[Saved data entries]

## Start

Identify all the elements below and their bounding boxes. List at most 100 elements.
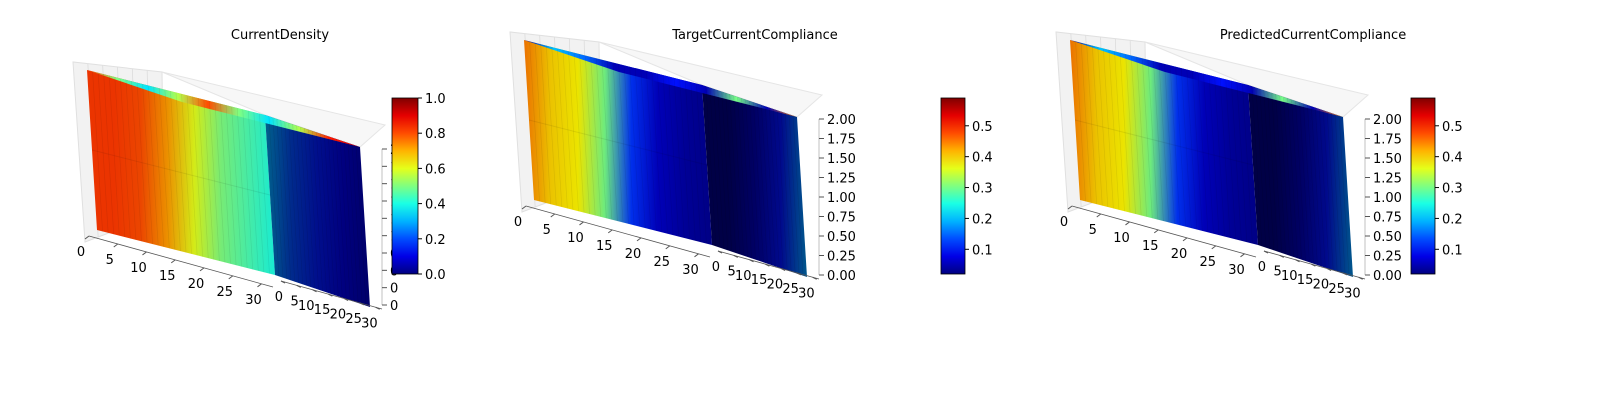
voxel-edge: [668, 76, 679, 237]
x-tick-label: 10: [130, 261, 147, 276]
voxel-edge: [209, 100, 220, 261]
voxel-edge: [1091, 45, 1103, 206]
voxel-edge: [1086, 44, 1098, 205]
y-tick: [359, 302, 365, 306]
z-tick-label: 1.75: [1373, 133, 1402, 148]
voxel-edge: [316, 132, 327, 293]
y-tick-label: 15: [1297, 273, 1314, 288]
voxel-edge: [242, 109, 254, 270]
voxel-edge: [236, 107, 248, 268]
voxel-edge: [709, 87, 721, 248]
z-tick-label: 1.25: [827, 172, 856, 187]
y-tick: [812, 276, 817, 280]
y-tick-label: 10: [298, 299, 315, 314]
z-tick-label: 2.00: [827, 113, 856, 128]
y-tick-label: 25: [1328, 282, 1345, 297]
y-tick-label: 30: [798, 286, 815, 301]
voxel-edge: [91, 149, 271, 196]
voxel-edge: [1314, 107, 1326, 268]
colorbar-tick-label: 1.0: [425, 92, 446, 107]
y-tick: [717, 250, 723, 254]
voxel-edge: [1251, 86, 1263, 247]
subplot-1: 0510152025300510152025300000111112Curren…: [72, 28, 446, 331]
voxel-edge: [300, 126, 311, 288]
x-tick: [694, 253, 699, 258]
x-tick-label: 25: [216, 285, 233, 300]
voxel-edge: [776, 110, 788, 271]
x-tick: [1096, 213, 1102, 218]
voxel-edge: [640, 69, 652, 230]
z-tick-label: 1.00: [1373, 191, 1402, 206]
x-tick: [199, 267, 205, 272]
voxel-edge: [780, 111, 792, 272]
colorbar-tick-label: 0.1: [1442, 243, 1463, 258]
z-tick-label: 0.50: [827, 230, 856, 245]
x-tick: [170, 259, 176, 264]
voxel-edge: [1103, 48, 1114, 209]
voxel-edge: [324, 134, 335, 296]
y-tick: [1295, 259, 1300, 263]
z-tick-label: 0.75: [827, 211, 856, 226]
voxel-edge: [534, 42, 546, 203]
voxel-edge: [1119, 52, 1131, 213]
y-tick: [1342, 272, 1348, 276]
x-tick-label: 5: [106, 253, 114, 268]
x-tick-label: 15: [1142, 239, 1159, 254]
voxel-edge: [280, 120, 292, 281]
voxel-edge: [568, 51, 579, 212]
voxel-edge: [1318, 108, 1330, 270]
x-tick-label: 30: [245, 293, 262, 308]
voxel-edge: [253, 112, 265, 273]
x-axis-line: [1071, 205, 1257, 258]
voxel-edge: [1158, 62, 1170, 223]
voxel-edge: [529, 41, 540, 202]
y-tick-label: 5: [1274, 264, 1282, 279]
y-tick-label: 0: [275, 290, 283, 305]
voxel-edge: [749, 100, 760, 262]
x-tick: [142, 251, 147, 256]
x-tick: [579, 221, 584, 226]
voxel-edge: [651, 72, 663, 233]
y-tick-label: 30: [1344, 286, 1361, 301]
colorbar-tick-label: 0.8: [425, 127, 446, 142]
voxel-edge: [186, 95, 198, 256]
x-tick-label: 20: [1171, 247, 1188, 262]
voxel-edge: [551, 47, 563, 208]
z-tick-label: 1.50: [1373, 152, 1402, 167]
voxel-edge: [1275, 94, 1287, 255]
voxel-edge: [737, 96, 748, 258]
voxel-edge: [142, 84, 153, 245]
x-tick-label: 0: [1060, 215, 1068, 230]
x-tick-label: 0: [514, 215, 522, 230]
voxel-edge: [623, 65, 635, 226]
y-tick: [328, 293, 333, 297]
x-tick: [113, 243, 119, 248]
y-tick: [780, 268, 786, 271]
voxel-edge: [584, 55, 596, 216]
voxel-edge: [153, 86, 165, 247]
voxel-edge: [1311, 106, 1322, 267]
voxel-edge: [131, 81, 142, 242]
voxel-edge: [308, 129, 319, 290]
y-tick: [765, 263, 770, 267]
colorbar-tick-label: 0.5: [1442, 120, 1463, 135]
voxel-edge: [1225, 79, 1237, 240]
voxel-edge: [335, 138, 347, 300]
voxel-edge: [1295, 100, 1306, 262]
x-tick: [257, 283, 262, 288]
voxel-edge: [1125, 54, 1136, 215]
voxel-edge: [607, 61, 618, 222]
voxel-edge: [768, 107, 780, 268]
x-tick: [1182, 237, 1188, 242]
y-tick: [343, 298, 349, 301]
x-tick-label: 15: [159, 269, 176, 284]
x-tick-label: 15: [596, 239, 613, 254]
voxel-edge: [690, 82, 702, 243]
voxel-edge: [347, 142, 359, 304]
voxel-edge: [753, 102, 764, 263]
x-axis-line: [88, 235, 274, 288]
voxel-edge: [268, 116, 280, 277]
voxel-edge: [1255, 87, 1267, 248]
x-axis-line: [525, 205, 711, 258]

## End

Exercise goal.
Rewrite all of the material, swapping every "voxel-edge" for "voxel-border" and changing nothing else. Leave the pictures out.

Output of the task.
Identify all the elements below and their bounding boxes. List at most 100 elements.
voxel-border: [668, 76, 679, 237]
x-tick-label: 10: [130, 261, 147, 276]
voxel-border: [209, 100, 220, 261]
voxel-border: [1091, 45, 1103, 206]
voxel-border: [1086, 44, 1098, 205]
y-tick: [359, 302, 365, 306]
z-tick-label: 1.75: [1373, 133, 1402, 148]
voxel-border: [316, 132, 327, 293]
y-tick-label: 15: [1297, 273, 1314, 288]
voxel-border: [242, 109, 254, 270]
voxel-border: [236, 107, 248, 268]
voxel-border: [709, 87, 721, 248]
z-tick-label: 1.25: [827, 172, 856, 187]
y-tick: [812, 276, 817, 280]
y-tick-label: 10: [298, 299, 315, 314]
z-tick-label: 2.00: [827, 113, 856, 128]
y-tick-label: 25: [1328, 282, 1345, 297]
y-tick-label: 30: [798, 286, 815, 301]
voxel-border: [91, 149, 271, 196]
voxel-border: [1314, 107, 1326, 268]
colorbar-tick-label: 1.0: [425, 92, 446, 107]
y-tick: [717, 250, 723, 254]
voxel-border: [1251, 86, 1263, 247]
subplot-1: 0510152025300510152025300000111112Curren…: [72, 28, 446, 331]
voxel-border: [300, 126, 311, 288]
x-tick: [694, 253, 699, 258]
x-tick-label: 25: [216, 285, 233, 300]
voxel-border: [776, 110, 788, 271]
x-tick: [1096, 213, 1102, 218]
voxel-border: [640, 69, 652, 230]
z-tick-label: 1.00: [1373, 191, 1402, 206]
x-tick: [199, 267, 205, 272]
voxel-border: [780, 111, 792, 272]
colorbar-tick-label: 0.1: [1442, 243, 1463, 258]
z-tick-label: 0.50: [827, 230, 856, 245]
x-tick: [170, 259, 176, 264]
voxel-border: [1103, 48, 1114, 209]
voxel-border: [324, 134, 335, 296]
y-tick: [1295, 259, 1300, 263]
z-tick-label: 0.75: [827, 211, 856, 226]
voxel-border: [534, 42, 546, 203]
voxel-border: [1119, 52, 1131, 213]
y-tick: [1342, 272, 1348, 276]
x-tick-label: 5: [106, 253, 114, 268]
x-tick-label: 15: [1142, 239, 1159, 254]
voxel-border: [280, 120, 292, 281]
voxel-border: [568, 51, 579, 212]
voxel-border: [1318, 108, 1330, 270]
x-tick-label: 30: [245, 293, 262, 308]
voxel-border: [253, 112, 265, 273]
x-axis-line: [1071, 205, 1257, 258]
voxel-border: [1158, 62, 1170, 223]
voxel-border: [529, 41, 540, 202]
y-tick-label: 5: [1274, 264, 1282, 279]
y-tick-label: 0: [275, 290, 283, 305]
voxel-border: [749, 100, 760, 262]
x-tick: [142, 251, 147, 256]
x-tick: [579, 221, 584, 226]
voxel-border: [651, 72, 663, 233]
y-tick-label: 30: [1344, 286, 1361, 301]
colorbar-tick-label: 0.8: [425, 127, 446, 142]
voxel-border: [186, 95, 198, 256]
x-tick-label: 20: [1171, 247, 1188, 262]
voxel-border: [551, 47, 563, 208]
z-tick-label: 1.50: [1373, 152, 1402, 167]
voxel-border: [1275, 94, 1287, 255]
voxel-border: [737, 96, 748, 258]
voxel-border: [142, 84, 153, 245]
x-tick-label: 0: [1060, 215, 1068, 230]
x-tick-label: 0: [514, 215, 522, 230]
voxel-border: [623, 65, 635, 226]
y-tick: [328, 293, 333, 297]
x-tick: [113, 243, 119, 248]
y-tick: [780, 268, 786, 271]
voxel-border: [584, 55, 596, 216]
voxel-border: [153, 86, 165, 247]
voxel-border: [1311, 106, 1322, 267]
voxel-border: [131, 81, 142, 242]
voxel-border: [308, 129, 319, 290]
y-tick: [765, 263, 770, 267]
colorbar-tick-label: 0.5: [1442, 120, 1463, 135]
voxel-border: [1225, 79, 1237, 240]
voxel-border: [335, 138, 347, 300]
voxel-border: [1295, 100, 1306, 262]
x-tick: [257, 283, 262, 288]
voxel-border: [1125, 54, 1136, 215]
voxel-border: [607, 61, 618, 222]
voxel-border: [768, 107, 780, 268]
x-tick: [1182, 237, 1188, 242]
y-tick: [343, 298, 349, 301]
x-tick-label: 15: [159, 269, 176, 284]
x-tick-label: 15: [596, 239, 613, 254]
voxel-border: [690, 82, 702, 243]
voxel-border: [347, 142, 359, 304]
voxel-border: [753, 102, 764, 263]
x-axis-line: [88, 235, 274, 288]
voxel-border: [268, 116, 280, 277]
voxel-border: [1255, 87, 1267, 248]
x-axis-line: [525, 205, 711, 258]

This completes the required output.